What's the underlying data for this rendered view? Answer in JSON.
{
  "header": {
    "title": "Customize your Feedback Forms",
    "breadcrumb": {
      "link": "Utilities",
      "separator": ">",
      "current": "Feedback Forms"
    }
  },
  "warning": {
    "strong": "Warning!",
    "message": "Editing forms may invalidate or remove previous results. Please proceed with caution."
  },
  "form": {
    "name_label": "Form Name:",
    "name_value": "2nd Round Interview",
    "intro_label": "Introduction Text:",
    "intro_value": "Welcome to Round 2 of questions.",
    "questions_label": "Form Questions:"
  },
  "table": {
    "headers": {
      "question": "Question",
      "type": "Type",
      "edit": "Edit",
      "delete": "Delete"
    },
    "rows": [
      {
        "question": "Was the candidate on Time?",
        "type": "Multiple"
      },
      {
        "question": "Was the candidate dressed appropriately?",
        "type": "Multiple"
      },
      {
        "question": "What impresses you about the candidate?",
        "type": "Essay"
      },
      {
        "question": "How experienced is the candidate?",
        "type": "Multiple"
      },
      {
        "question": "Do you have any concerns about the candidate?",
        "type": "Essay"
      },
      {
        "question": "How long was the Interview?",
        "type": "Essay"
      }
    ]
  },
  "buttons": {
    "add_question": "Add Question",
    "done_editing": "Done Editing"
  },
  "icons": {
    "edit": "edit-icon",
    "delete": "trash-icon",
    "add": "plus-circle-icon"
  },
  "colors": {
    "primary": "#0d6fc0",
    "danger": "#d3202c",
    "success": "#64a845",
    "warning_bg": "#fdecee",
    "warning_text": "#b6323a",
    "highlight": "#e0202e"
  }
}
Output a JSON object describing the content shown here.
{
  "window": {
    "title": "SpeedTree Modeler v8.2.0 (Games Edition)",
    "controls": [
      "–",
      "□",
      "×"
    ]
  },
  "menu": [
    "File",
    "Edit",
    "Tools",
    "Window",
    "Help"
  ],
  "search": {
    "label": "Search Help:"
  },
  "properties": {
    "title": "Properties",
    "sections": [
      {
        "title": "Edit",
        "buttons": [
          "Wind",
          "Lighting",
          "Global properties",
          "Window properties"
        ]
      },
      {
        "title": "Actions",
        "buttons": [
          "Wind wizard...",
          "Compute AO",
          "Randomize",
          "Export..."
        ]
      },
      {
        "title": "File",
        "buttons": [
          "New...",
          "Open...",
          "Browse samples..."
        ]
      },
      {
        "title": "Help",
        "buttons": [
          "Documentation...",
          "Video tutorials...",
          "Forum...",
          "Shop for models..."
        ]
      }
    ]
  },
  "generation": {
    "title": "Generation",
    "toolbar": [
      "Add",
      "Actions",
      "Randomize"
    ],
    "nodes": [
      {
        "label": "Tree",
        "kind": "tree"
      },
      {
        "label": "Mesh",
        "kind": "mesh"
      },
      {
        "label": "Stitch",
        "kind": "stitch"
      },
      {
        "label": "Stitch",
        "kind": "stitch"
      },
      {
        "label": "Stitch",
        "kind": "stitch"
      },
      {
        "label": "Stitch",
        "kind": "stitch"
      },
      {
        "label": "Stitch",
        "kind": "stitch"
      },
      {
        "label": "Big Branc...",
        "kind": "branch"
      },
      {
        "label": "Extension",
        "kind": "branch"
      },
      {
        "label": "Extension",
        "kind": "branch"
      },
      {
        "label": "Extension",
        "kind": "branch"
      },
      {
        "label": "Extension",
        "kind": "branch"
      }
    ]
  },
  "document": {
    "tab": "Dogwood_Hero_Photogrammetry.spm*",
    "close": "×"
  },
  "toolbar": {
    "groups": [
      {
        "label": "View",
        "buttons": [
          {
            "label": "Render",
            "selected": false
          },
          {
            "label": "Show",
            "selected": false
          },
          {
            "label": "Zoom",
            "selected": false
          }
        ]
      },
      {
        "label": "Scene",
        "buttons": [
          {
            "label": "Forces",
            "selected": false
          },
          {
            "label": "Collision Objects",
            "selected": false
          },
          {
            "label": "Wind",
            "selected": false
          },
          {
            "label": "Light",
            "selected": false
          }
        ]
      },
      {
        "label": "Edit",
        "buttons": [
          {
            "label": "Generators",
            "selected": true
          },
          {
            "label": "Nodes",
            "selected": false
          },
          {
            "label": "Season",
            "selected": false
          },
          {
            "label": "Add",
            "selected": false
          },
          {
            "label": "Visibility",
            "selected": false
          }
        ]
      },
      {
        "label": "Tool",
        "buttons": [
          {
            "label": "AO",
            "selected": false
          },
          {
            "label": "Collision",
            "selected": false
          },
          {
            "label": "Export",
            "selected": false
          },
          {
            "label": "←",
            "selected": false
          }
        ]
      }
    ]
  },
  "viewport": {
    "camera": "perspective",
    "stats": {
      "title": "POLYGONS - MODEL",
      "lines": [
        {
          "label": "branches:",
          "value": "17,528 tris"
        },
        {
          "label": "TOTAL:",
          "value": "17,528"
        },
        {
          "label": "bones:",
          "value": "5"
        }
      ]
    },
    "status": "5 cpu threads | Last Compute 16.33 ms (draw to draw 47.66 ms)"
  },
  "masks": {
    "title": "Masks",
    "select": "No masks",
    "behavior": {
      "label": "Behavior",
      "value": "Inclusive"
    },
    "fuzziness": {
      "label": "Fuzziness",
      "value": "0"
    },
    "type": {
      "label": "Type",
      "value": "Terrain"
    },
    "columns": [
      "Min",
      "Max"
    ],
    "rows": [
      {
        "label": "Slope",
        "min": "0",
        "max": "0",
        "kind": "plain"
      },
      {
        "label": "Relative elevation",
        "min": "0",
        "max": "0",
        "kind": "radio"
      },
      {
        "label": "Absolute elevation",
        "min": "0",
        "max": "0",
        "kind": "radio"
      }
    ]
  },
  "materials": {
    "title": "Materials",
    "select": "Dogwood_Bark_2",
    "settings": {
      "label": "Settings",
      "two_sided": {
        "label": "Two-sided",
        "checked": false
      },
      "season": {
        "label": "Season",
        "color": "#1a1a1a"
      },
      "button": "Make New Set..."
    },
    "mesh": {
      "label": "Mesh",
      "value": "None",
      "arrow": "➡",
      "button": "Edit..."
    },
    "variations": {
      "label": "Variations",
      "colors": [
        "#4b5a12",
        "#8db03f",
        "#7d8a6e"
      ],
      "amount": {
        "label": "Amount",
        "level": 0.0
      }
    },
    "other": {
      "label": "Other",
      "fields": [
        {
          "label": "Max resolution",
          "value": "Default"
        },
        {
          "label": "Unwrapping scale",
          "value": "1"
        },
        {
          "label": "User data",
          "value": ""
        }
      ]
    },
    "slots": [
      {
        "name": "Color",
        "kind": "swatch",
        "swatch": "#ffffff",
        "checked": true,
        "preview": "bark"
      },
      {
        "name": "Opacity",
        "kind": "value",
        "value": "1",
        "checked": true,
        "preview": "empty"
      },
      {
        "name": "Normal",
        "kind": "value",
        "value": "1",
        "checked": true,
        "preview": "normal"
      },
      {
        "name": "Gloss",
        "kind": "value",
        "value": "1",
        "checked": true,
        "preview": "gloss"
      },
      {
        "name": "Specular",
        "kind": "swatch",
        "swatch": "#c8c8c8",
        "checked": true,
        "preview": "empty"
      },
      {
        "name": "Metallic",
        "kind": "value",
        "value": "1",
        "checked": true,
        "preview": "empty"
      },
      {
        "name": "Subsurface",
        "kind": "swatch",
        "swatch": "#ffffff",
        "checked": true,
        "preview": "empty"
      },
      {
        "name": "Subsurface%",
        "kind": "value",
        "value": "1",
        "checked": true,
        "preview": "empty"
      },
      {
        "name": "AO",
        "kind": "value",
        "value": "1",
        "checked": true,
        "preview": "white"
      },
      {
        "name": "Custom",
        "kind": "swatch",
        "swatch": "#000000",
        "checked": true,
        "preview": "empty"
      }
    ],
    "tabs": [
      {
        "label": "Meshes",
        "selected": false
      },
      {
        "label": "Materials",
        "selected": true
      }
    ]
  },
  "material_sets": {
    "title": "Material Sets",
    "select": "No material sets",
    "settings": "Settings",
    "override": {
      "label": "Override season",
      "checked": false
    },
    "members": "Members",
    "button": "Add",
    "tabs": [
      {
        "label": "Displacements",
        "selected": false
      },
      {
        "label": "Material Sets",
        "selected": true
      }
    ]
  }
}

◇ ◇ ◇ ◇

## THE EXERCISE
Gather each line in the data that holds the string "Compute".

## WRITTEN ANSWER
          "Compute AO",
    "status": "5 cpu threads | Last Compute 16.33 ms (draw to draw 47.66 ms)"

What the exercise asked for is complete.